TASK PROMPT: Find each line with the word "text" and copy it.

[Records from a data source]
──────────

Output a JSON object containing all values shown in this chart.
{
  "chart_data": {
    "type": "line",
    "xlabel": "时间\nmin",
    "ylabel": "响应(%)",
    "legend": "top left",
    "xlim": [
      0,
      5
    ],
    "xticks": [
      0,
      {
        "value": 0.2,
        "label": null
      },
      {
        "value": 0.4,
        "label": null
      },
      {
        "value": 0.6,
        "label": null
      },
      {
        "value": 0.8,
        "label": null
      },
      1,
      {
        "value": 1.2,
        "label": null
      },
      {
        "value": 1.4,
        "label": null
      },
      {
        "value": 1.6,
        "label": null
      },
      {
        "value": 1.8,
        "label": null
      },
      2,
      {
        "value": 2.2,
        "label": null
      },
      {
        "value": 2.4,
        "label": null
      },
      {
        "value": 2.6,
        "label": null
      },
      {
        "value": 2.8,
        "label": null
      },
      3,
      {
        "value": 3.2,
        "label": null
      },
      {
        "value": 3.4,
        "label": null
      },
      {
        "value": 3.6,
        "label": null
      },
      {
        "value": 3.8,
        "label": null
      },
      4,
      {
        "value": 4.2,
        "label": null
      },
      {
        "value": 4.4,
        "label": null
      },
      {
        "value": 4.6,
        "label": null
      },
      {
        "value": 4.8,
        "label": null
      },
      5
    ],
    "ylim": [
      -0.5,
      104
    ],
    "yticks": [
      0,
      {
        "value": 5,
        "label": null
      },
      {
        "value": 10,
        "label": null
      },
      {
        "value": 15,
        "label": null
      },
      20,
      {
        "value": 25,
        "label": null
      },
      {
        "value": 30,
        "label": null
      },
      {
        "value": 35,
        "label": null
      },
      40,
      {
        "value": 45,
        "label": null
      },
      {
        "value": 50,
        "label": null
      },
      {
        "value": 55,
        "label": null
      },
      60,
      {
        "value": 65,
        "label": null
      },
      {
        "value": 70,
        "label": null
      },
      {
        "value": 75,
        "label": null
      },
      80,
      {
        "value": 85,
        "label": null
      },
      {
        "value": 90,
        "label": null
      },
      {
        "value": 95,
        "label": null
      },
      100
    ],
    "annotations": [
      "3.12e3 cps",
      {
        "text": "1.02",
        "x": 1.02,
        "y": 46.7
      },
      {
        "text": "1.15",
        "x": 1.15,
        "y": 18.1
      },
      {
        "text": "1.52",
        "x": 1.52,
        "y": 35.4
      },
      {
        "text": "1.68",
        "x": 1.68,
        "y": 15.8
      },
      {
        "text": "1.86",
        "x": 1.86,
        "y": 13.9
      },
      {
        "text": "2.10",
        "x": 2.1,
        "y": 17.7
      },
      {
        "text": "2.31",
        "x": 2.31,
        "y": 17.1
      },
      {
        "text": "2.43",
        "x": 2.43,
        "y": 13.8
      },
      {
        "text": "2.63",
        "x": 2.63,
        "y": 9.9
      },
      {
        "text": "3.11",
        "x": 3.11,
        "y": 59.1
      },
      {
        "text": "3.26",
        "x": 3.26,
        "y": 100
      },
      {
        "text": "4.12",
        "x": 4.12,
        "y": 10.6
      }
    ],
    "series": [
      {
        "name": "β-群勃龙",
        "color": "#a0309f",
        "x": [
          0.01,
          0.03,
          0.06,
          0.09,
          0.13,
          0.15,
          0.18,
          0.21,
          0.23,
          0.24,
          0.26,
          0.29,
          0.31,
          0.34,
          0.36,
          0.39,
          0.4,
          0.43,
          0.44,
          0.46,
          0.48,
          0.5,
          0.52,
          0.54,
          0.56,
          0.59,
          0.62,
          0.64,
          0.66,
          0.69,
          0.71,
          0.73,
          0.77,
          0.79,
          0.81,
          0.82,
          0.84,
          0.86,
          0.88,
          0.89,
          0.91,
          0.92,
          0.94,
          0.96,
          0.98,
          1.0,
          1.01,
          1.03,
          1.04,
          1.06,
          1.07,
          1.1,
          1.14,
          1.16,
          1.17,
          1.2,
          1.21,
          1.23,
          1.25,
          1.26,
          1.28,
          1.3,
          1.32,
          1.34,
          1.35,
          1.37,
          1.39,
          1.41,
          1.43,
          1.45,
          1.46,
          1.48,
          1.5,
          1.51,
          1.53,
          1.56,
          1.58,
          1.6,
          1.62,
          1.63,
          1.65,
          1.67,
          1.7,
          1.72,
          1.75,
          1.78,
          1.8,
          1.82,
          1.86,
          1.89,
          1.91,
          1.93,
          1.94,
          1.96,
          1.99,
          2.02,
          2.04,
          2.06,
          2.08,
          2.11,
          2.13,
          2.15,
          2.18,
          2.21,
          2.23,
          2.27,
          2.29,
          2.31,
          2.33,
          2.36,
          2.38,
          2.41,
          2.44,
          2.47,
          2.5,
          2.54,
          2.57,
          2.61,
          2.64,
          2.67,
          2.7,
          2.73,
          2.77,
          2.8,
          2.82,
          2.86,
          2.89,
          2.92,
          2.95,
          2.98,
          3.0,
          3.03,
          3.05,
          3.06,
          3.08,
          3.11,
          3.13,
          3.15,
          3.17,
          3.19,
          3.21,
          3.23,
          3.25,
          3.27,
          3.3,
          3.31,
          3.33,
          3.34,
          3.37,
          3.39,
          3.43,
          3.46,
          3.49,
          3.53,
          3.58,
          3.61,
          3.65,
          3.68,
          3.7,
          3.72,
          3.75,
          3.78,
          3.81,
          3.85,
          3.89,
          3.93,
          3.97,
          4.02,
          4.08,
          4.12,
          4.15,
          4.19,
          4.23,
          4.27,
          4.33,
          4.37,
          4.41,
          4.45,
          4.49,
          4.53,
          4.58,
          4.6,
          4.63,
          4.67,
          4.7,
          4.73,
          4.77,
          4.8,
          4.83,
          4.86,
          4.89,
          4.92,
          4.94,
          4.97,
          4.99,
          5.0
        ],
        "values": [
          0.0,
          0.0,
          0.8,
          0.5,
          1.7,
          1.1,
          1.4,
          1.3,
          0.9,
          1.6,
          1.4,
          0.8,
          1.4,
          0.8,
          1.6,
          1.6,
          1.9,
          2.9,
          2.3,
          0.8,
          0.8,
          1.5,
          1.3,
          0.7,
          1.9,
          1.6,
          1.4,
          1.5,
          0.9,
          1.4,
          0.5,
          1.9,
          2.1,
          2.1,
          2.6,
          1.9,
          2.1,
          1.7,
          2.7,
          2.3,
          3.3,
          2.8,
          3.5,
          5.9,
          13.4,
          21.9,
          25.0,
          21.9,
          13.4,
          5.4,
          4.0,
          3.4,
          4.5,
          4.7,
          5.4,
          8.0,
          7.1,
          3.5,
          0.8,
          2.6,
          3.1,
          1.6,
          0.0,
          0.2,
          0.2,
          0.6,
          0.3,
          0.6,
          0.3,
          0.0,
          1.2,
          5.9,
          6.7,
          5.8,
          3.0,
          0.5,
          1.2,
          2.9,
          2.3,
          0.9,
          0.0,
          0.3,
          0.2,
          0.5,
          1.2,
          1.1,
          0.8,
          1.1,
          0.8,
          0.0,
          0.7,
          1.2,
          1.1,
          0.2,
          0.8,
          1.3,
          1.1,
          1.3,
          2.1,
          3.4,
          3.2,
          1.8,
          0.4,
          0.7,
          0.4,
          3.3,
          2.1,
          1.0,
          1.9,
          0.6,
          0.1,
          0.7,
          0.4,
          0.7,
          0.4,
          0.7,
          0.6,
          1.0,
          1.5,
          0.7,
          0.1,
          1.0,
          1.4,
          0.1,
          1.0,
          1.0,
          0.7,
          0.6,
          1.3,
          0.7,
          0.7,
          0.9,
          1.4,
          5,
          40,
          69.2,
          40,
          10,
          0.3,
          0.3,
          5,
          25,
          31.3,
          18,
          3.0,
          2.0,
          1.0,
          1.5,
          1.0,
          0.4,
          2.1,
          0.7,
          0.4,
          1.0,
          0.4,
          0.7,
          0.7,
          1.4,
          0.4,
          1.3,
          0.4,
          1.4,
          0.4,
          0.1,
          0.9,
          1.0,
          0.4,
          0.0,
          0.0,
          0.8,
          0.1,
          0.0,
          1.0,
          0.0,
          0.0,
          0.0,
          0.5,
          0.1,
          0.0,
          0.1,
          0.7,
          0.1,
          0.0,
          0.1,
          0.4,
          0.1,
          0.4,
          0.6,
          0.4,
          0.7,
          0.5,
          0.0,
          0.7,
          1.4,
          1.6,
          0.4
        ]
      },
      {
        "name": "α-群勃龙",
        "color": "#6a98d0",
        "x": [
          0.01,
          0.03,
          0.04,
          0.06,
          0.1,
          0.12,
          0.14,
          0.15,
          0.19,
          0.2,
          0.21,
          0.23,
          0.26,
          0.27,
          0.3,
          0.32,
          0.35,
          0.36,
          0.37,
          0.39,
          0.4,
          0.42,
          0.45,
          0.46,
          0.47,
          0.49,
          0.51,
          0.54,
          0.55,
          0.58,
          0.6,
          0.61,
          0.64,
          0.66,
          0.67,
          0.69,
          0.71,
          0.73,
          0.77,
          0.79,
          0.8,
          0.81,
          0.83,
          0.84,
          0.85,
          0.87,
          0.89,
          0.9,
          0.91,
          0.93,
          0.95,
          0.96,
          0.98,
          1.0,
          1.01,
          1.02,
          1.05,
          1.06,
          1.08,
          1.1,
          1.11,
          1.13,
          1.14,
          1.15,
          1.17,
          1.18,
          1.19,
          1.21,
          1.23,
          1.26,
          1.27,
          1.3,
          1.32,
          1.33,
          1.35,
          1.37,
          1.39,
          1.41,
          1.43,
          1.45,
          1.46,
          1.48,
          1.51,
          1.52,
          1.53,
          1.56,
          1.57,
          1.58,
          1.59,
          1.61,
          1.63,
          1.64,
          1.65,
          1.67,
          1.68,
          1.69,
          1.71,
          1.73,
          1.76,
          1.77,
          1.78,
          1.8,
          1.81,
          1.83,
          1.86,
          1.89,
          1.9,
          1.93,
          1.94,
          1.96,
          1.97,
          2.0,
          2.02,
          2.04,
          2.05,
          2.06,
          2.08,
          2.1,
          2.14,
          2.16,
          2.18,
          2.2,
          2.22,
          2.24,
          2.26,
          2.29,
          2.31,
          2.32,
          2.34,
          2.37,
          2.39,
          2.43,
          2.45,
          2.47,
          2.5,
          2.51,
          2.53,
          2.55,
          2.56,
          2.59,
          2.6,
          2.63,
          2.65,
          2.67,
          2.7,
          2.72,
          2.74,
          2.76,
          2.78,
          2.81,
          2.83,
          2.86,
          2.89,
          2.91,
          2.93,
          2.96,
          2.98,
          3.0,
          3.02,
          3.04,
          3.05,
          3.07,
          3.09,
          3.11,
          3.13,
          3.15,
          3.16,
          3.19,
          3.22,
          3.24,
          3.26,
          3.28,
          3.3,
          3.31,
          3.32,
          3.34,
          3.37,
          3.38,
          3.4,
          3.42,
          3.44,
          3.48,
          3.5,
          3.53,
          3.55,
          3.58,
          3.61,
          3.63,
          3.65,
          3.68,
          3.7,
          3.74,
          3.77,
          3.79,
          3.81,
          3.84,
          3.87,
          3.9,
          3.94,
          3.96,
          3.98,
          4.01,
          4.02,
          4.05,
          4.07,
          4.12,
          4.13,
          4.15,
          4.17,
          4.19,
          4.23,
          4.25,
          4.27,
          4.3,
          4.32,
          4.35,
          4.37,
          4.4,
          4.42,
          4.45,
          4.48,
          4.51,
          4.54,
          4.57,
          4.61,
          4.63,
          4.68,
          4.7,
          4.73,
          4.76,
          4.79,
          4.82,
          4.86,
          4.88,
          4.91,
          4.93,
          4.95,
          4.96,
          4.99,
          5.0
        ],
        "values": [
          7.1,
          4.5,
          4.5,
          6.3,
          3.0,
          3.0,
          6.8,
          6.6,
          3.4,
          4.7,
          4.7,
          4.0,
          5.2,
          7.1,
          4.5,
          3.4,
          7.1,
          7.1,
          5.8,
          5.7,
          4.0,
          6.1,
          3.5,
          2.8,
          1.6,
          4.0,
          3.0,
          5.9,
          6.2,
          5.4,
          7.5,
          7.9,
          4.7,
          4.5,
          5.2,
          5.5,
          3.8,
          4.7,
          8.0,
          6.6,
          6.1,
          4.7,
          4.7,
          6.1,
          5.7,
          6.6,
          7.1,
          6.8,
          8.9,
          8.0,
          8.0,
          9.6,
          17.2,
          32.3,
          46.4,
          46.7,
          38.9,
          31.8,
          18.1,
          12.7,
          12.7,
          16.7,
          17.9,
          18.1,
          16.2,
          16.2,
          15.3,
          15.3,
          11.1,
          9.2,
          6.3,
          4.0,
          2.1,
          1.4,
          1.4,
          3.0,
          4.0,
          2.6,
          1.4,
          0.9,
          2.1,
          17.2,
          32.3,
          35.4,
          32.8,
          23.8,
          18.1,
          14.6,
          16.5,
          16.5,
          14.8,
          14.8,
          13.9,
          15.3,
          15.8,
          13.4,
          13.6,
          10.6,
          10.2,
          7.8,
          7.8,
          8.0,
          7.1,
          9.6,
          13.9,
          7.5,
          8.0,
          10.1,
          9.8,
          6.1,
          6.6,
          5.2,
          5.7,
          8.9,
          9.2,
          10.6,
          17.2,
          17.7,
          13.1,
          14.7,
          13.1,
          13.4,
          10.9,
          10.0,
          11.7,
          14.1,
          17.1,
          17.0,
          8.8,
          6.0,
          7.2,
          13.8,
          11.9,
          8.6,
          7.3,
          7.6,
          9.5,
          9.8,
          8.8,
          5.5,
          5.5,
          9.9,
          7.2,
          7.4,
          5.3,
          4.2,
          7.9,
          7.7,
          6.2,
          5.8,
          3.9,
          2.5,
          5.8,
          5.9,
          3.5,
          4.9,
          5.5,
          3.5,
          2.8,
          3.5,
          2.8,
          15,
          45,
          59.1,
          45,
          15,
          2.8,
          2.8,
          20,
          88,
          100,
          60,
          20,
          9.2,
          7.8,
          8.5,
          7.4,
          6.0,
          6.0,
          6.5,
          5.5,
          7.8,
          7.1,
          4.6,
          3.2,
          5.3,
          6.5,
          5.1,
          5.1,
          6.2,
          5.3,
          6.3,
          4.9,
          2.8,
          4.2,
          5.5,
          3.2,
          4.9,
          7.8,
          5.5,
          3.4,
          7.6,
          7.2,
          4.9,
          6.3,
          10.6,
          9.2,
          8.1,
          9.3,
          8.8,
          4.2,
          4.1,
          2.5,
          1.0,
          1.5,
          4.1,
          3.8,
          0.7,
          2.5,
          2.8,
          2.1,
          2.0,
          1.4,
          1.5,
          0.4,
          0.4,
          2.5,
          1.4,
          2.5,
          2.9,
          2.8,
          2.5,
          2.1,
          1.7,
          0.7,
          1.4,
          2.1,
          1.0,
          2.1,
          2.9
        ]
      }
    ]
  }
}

──────────

RESPONSE TO THE TASK:
        "text": "1.02",
        "text": "1.15",
        "text": "1.52",
        "text": "1.68",
        "text": "1.86",
        "text": "2.10",
        "text": "2.31",
        "text": "2.43",
        "text": "2.63",
        "text": "3.11",
        "text": "3.26",
        "text": "4.12",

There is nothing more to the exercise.